▸ **Aim of the task**
Arrange every line of the entries below into a Markdown table with two columns, Row for a running number and Line for the line's text. Skip blank lines and omit the pictures.

(Collected data)
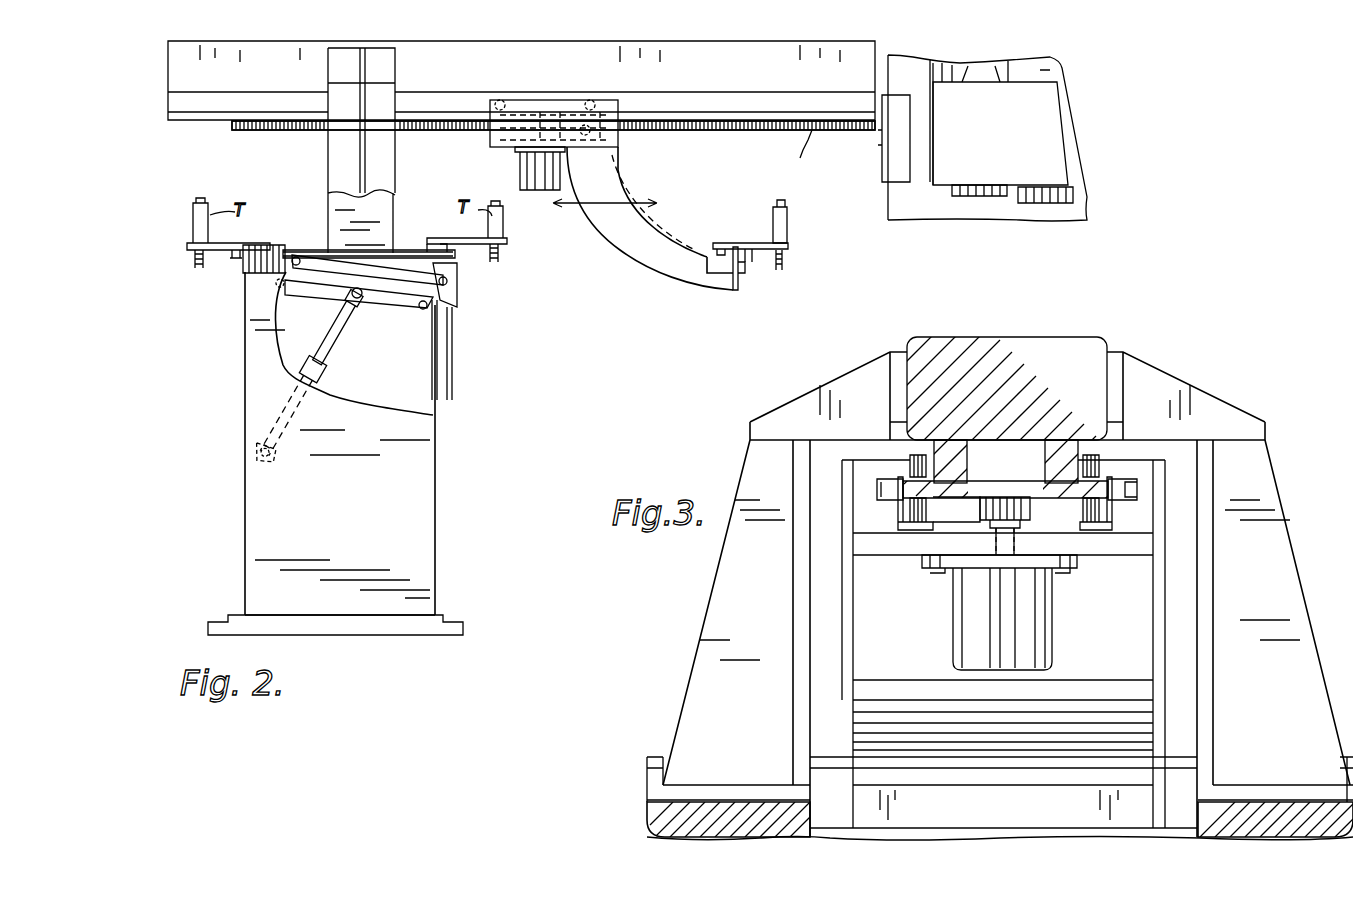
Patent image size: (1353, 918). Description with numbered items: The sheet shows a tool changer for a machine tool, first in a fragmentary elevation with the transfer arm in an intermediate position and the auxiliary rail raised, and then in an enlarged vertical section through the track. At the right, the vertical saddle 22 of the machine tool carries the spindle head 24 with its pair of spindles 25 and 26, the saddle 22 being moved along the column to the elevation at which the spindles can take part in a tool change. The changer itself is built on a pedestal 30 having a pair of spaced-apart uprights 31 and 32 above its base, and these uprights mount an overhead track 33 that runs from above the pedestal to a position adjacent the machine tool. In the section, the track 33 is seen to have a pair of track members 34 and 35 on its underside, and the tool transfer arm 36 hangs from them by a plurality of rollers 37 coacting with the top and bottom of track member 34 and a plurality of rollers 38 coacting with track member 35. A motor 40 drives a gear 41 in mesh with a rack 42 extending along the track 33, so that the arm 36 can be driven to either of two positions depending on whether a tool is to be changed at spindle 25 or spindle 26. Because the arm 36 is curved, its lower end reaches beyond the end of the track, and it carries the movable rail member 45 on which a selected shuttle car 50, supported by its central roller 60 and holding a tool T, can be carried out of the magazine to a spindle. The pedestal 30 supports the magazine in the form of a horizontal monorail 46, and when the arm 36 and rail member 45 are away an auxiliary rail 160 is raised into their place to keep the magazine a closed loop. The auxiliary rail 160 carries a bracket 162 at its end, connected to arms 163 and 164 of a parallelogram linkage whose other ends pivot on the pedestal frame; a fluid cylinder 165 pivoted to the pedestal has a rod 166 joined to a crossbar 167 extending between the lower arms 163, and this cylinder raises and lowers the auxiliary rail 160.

In FIG. 2, the vertical saddle 22 is at (888, 207).
In FIG. 2, the spindle head 24 is at (1000, 154).
In FIG. 2, the spindle 25 is at (975, 196).
In FIG. 2, the spindle 26 is at (1045, 203).
In FIG. 2, the pedestal 30 is at (447, 475).
In FIG. 3, the pedestal 30 is at (637, 817).
In FIG. 2, the upright 31 is at (380, 163).
In FIG. 3, the upright 31 is at (1272, 530).
In FIG. 2, the upright 32 is at (385, 203).
In FIG. 3, the upright 32 is at (720, 600).
In FIG. 3, the overhead track 33 is at (1048, 345).
In FIG. 3, the track member 34 is at (940, 525).
In FIG. 3, the track member 35 is at (1072, 502).
In FIG. 2, the tool transfer arm 36 is at (622, 248).
In FIG. 3, the tool transfer arm 36 is at (1100, 655).
In FIG. 3, the rollers 37 is at (880, 530).
In FIG. 2, the rollers 38 is at (500, 100).
In FIG. 3, the rollers 38 is at (1095, 465).
In FIG. 2, the motor 40 is at (540, 182).
In FIG. 3, the motor 40 is at (1033, 588).
In FIG. 2, the gear 41 is at (471, 172).
In FIG. 3, the gear 41 is at (1000, 497).
In FIG. 2, the rack 42 is at (803, 130).
In FIG. 3, the rack 42 is at (978, 495).
In FIG. 2, the movable rail member 45 is at (740, 275).
In FIG. 3, the movable rail member 45 is at (827, 748).
In FIG. 3, the horizontal monorail 46 is at (657, 757).
In FIG. 2, the shuttle car 50 is at (760, 243).
In FIG. 2, the central roller 60 is at (745, 265).
In FIG. 2, the auxiliary rail 160 is at (450, 262).
In FIG. 2, the bracket 162 is at (450, 292).
In FIG. 2, the lower parallelogram arm 163 is at (403, 302).
In FIG. 2, the parallelogram arm 164 is at (320, 257).
In FIG. 2, the fluid cylinder 165 is at (318, 380).
In FIG. 2, the rod 166 is at (335, 330).
In FIG. 2, the crossbar 167 is at (352, 296).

▸ **Output below**
| Row | Line |
|---|---|
| 1 | Patent image size: (1353, 918). Description with numbered items: The sheet shows a tool changer for a machine tool, first in a fragmentary elevation with the transfer arm in an intermediate position and the auxiliary rail raised, and then in an enlarged vertical section through the track. At the right, the vertical saddle 22 of the machine tool carries the spindle head 24 with its pair of spindles 25 and 26, the saddle 22 being moved along the column to the elevation at which the spindles can take part in a tool change. The changer itself is built on a pedestal 30 having a pair of spaced-apart uprights 31 and 32 above its base, and these uprights mount an overhead track 33 that runs from above the pedestal to a position adjacent the machine tool. In the section, the track 33 is seen to have a pair of track members 34 and 35 on its underside, and the tool transfer arm 36 hangs from them by a plurality of rollers 37 coacting with the top and bottom of track member 34 and a plurality of rollers 38 coacting with track member 35. A motor 40 drives a gear 41 in mesh with a rack 42 extending along the track 33, so that the arm 36 can be driven to either of two positions depending on whether a tool is to be changed at spindle 25 or spindle 26. Because the arm 36 is curved, its lower end reaches beyond the end of the track, and it carries the movable rail member 45 on which a selected shuttle car 50, supported by its central roller 60 and holding a tool T, can be carried out of the magazine to a spindle. The pedestal 30 supports the magazine in the form of a horizontal monorail 46, and when the arm 36 and rail member 45 are away an auxiliary rail 160 is raised into their place to keep the magazine a closed loop. The auxiliary rail 160 carries a bracket 162 at its end, connected to arms 163 and 164 of a parallelogram linkage whose other ends pivot on the pedestal frame; a fluid cylinder 165 pivoted to the pedestal has a rod 166 joined to a crossbar 167 extending between the lower arms 163, and this cylinder raises and lowers the auxiliary rail 160. |
| 2 | In FIG. 2, the vertical saddle 22 is at (888, 207). |
| 3 | In FIG. 2, the spindle head 24 is at (1000, 154). |
| 4 | In FIG. 2, the spindle 25 is at (975, 196). |
| 5 | In FIG. 2, the spindle 26 is at (1045, 203). |
| 6 | In FIG. 2, the pedestal 30 is at (447, 475). |
| 7 | In FIG. 3, the pedestal 30 is at (637, 817). |
| 8 | In FIG. 2, the upright 31 is at (380, 163). |
| 9 | In FIG. 3, the upright 31 is at (1272, 530). |
| 10 | In FIG. 2, the upright 32 is at (385, 203). |
| 11 | In FIG. 3, the upright 32 is at (720, 600). |
| 12 | In FIG. 3, the overhead track 33 is at (1048, 345). |
| 13 | In FIG. 3, the track member 34 is at (940, 525). |
| 14 | In FIG. 3, the track member 35 is at (1072, 502). |
| 15 | In FIG. 2, the tool transfer arm 36 is at (622, 248). |
| 16 | In FIG. 3, the tool transfer arm 36 is at (1100, 655). |
| 17 | In FIG. 3, the rollers 37 is at (880, 530). |
| 18 | In FIG. 2, the rollers 38 is at (500, 100). |
| 19 | In FIG. 3, the rollers 38 is at (1095, 465). |
| 20 | In FIG. 2, the motor 40 is at (540, 182). |
| 21 | In FIG. 3, the motor 40 is at (1033, 588). |
| 22 | In FIG. 2, the gear 41 is at (471, 172). |
| 23 | In FIG. 3, the gear 41 is at (1000, 497). |
| 24 | In FIG. 2, the rack 42 is at (803, 130). |
| 25 | In FIG. 3, the rack 42 is at (978, 495). |
| 26 | In FIG. 2, the movable rail member 45 is at (740, 275). |
| 27 | In FIG. 3, the movable rail member 45 is at (827, 748). |
| 28 | In FIG. 3, the horizontal monorail 46 is at (657, 757). |
| 29 | In FIG. 2, the shuttle car 50 is at (760, 243). |
| 30 | In FIG. 2, the central roller 60 is at (745, 265). |
| 31 | In FIG. 2, the auxiliary rail 160 is at (450, 262). |
| 32 | In FIG. 2, the bracket 162 is at (450, 292). |
| 33 | In FIG. 2, the lower parallelogram arm 163 is at (403, 302). |
| 34 | In FIG. 2, the parallelogram arm 164 is at (320, 257). |
| 35 | In FIG. 2, the fluid cylinder 165 is at (318, 380). |
| 36 | In FIG. 2, the rod 166 is at (335, 330). |
| 37 | In FIG. 2, the crossbar 167 is at (352, 296). |